## Given problem
Exactly repeat all the records below, omitting the images they hold.

## The records

>>>

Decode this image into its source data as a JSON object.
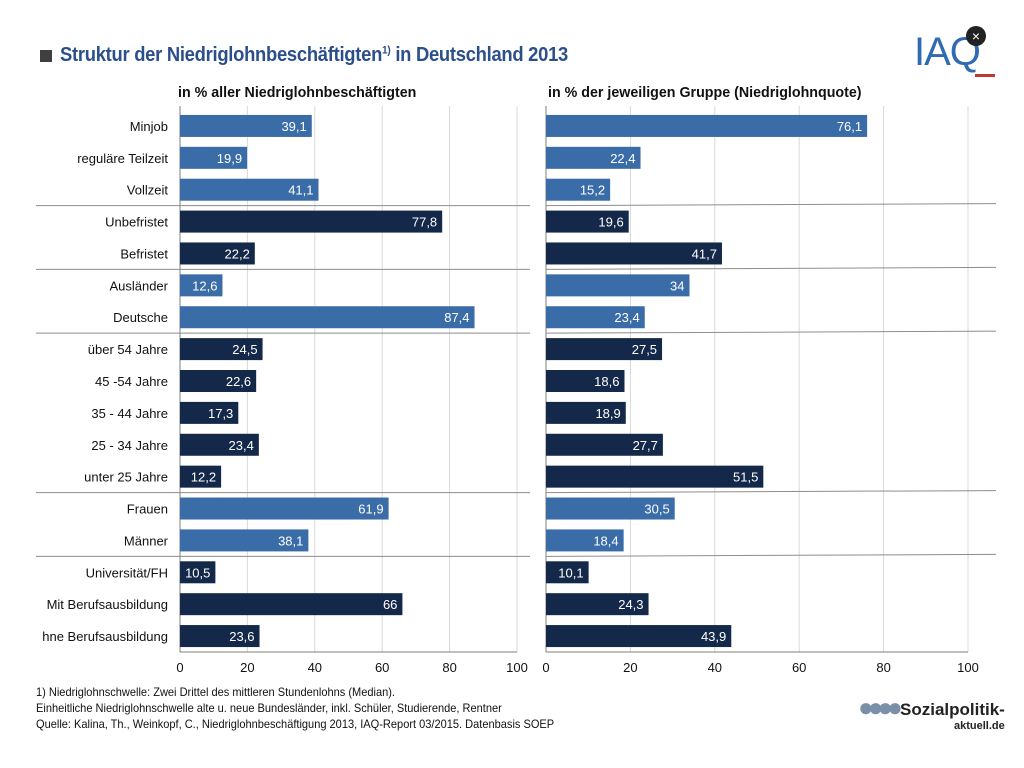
{
  "title": "Struktur der Niedriglohnbeschäftigten",
  "title_sup": "1)",
  "title_suffix": " in Deutschland 2013",
  "logo": {
    "text": "IAQ",
    "close_glyph": "×",
    "icon": "close-icon"
  },
  "colors": {
    "light": "#3a6ca8",
    "dark": "#14294a",
    "separator": "#8c8c8c",
    "grid": "#d9d9d9"
  },
  "chart_data": {
    "type": "bar",
    "orientation": "horizontal",
    "categories": [
      "Minjob",
      "reguläre Teilzeit",
      "Vollzeit",
      "Unbefristet",
      "Befristet",
      "Ausländer",
      "Deutsche",
      "über 54 Jahre",
      "45 -54 Jahre",
      "35 - 44 Jahre",
      "25 - 34 Jahre",
      "unter 25 Jahre",
      "Frauen",
      "Männer",
      "Universität/FH",
      "Mit Berufsausbildung",
      "Ohne Berufsausbildung"
    ],
    "category_labels": [
      "Minjob",
      "reguläre Teilzeit",
      "Vollzeit",
      "Unbefristet",
      "Befristet",
      "Ausländer",
      "Deutsche",
      "über 54 Jahre",
      "45 -54 Jahre",
      "35 - 44 Jahre",
      "25 - 34 Jahre",
      "unter 25 Jahre",
      "Frauen",
      "Männer",
      "Universität/FH",
      "Mit Berufsausbildung",
      "hne Berufsausbildung"
    ],
    "shades": [
      "light",
      "light",
      "light",
      "dark",
      "dark",
      "light",
      "light",
      "dark",
      "dark",
      "dark",
      "dark",
      "dark",
      "light",
      "light",
      "dark",
      "dark",
      "dark"
    ],
    "group_breaks_after": [
      2,
      4,
      6,
      11,
      13
    ],
    "panels": [
      {
        "title": "in % aller Niedriglohnbeschäftigten",
        "values": [
          39.1,
          19.9,
          41.1,
          77.8,
          22.2,
          12.6,
          87.4,
          24.5,
          22.6,
          17.3,
          23.4,
          12.2,
          61.9,
          38.1,
          10.5,
          66,
          23.6
        ],
        "value_labels": [
          "39,1",
          "19,9",
          "41,1",
          "77,8",
          "22,2",
          "12,6",
          "87,4",
          "24,5",
          "22,6",
          "17,3",
          "23,4",
          "12,2",
          "61,9",
          "38,1",
          "10,5",
          "66",
          "23,6"
        ]
      },
      {
        "title": "in % der jeweiligen Gruppe (Niedriglohnquote)",
        "values": [
          76.1,
          22.4,
          15.2,
          19.6,
          41.7,
          34,
          23.4,
          27.5,
          18.6,
          18.9,
          27.7,
          51.5,
          30.5,
          18.4,
          10.1,
          24.3,
          43.9
        ],
        "value_labels": [
          "76,1",
          "22,4",
          "15,2",
          "19,6",
          "41,7",
          "34",
          "23,4",
          "27,5",
          "18,6",
          "18,9",
          "27,7",
          "51,5",
          "30,5",
          "18,4",
          "10,1",
          "24,3",
          "43,9"
        ]
      }
    ],
    "xlim": [
      0,
      100
    ],
    "xticks": [
      "0",
      "20",
      "40",
      "60",
      "80",
      "100"
    ],
    "grid": true
  },
  "footnote": {
    "line1": "1) Niedriglohnschwelle: Zwei Drittel des mittleren Stundenlohns (Median).",
    "line2": "Einheitliche Niedriglohnschwelle alte u. neue Bundesländer, inkl. Schüler, Studierende, Rentner",
    "line3": "Quelle: Kalina, Th., Weinkopf, C., Niedriglohnbeschäftigung 2013, IAQ-Report 03/2015.  Datenbasis SOEP"
  },
  "sp_logo": {
    "text": "Sozialpolitik-",
    "sub": "aktuell.de",
    "icon": "people-icon"
  }
}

<<<

## Exercise output
Decode this image into its source data as a JSON object.
{
  "title": "Struktur der Niedriglohnbeschäftigten",
  "title_sup": "1)",
  "title_suffix": " in Deutschland 2013",
  "logo": {
    "text": "IAQ",
    "close_glyph": "×",
    "icon": "close-icon"
  },
  "colors": {
    "light": "#3a6ca8",
    "dark": "#14294a",
    "separator": "#8c8c8c",
    "grid": "#d9d9d9"
  },
  "chart_data": {
    "type": "bar",
    "orientation": "horizontal",
    "categories": [
      "Minjob",
      "reguläre Teilzeit",
      "Vollzeit",
      "Unbefristet",
      "Befristet",
      "Ausländer",
      "Deutsche",
      "über 54 Jahre",
      "45 -54 Jahre",
      "35 - 44 Jahre",
      "25 - 34 Jahre",
      "unter 25 Jahre",
      "Frauen",
      "Männer",
      "Universität/FH",
      "Mit Berufsausbildung",
      "Ohne Berufsausbildung"
    ],
    "category_labels": [
      "Minjob",
      "reguläre Teilzeit",
      "Vollzeit",
      "Unbefristet",
      "Befristet",
      "Ausländer",
      "Deutsche",
      "über 54 Jahre",
      "45 -54 Jahre",
      "35 - 44 Jahre",
      "25 - 34 Jahre",
      "unter 25 Jahre",
      "Frauen",
      "Männer",
      "Universität/FH",
      "Mit Berufsausbildung",
      "hne Berufsausbildung"
    ],
    "shades": [
      "light",
      "light",
      "light",
      "dark",
      "dark",
      "light",
      "light",
      "dark",
      "dark",
      "dark",
      "dark",
      "dark",
      "light",
      "light",
      "dark",
      "dark",
      "dark"
    ],
    "group_breaks_after": [
      2,
      4,
      6,
      11,
      13
    ],
    "panels": [
      {
        "title": "in % aller Niedriglohnbeschäftigten",
        "values": [
          39.1,
          19.9,
          41.1,
          77.8,
          22.2,
          12.6,
          87.4,
          24.5,
          22.6,
          17.3,
          23.4,
          12.2,
          61.9,
          38.1,
          10.5,
          66,
          23.6
        ],
        "value_labels": [
          "39,1",
          "19,9",
          "41,1",
          "77,8",
          "22,2",
          "12,6",
          "87,4",
          "24,5",
          "22,6",
          "17,3",
          "23,4",
          "12,2",
          "61,9",
          "38,1",
          "10,5",
          "66",
          "23,6"
        ]
      },
      {
        "title": "in % der jeweiligen Gruppe (Niedriglohnquote)",
        "values": [
          76.1,
          22.4,
          15.2,
          19.6,
          41.7,
          34,
          23.4,
          27.5,
          18.6,
          18.9,
          27.7,
          51.5,
          30.5,
          18.4,
          10.1,
          24.3,
          43.9
        ],
        "value_labels": [
          "76,1",
          "22,4",
          "15,2",
          "19,6",
          "41,7",
          "34",
          "23,4",
          "27,5",
          "18,6",
          "18,9",
          "27,7",
          "51,5",
          "30,5",
          "18,4",
          "10,1",
          "24,3",
          "43,9"
        ]
      }
    ],
    "xlim": [
      0,
      100
    ],
    "xticks": [
      "0",
      "20",
      "40",
      "60",
      "80",
      "100"
    ],
    "grid": true
  },
  "footnote": {
    "line1": "1) Niedriglohnschwelle: Zwei Drittel des mittleren Stundenlohns (Median).",
    "line2": "Einheitliche Niedriglohnschwelle alte u. neue Bundesländer, inkl. Schüler, Studierende, Rentner",
    "line3": "Quelle: Kalina, Th., Weinkopf, C., Niedriglohnbeschäftigung 2013, IAQ-Report 03/2015.  Datenbasis SOEP"
  },
  "sp_logo": {
    "text": "Sozialpolitik-",
    "sub": "aktuell.de",
    "icon": "people-icon"
  }
}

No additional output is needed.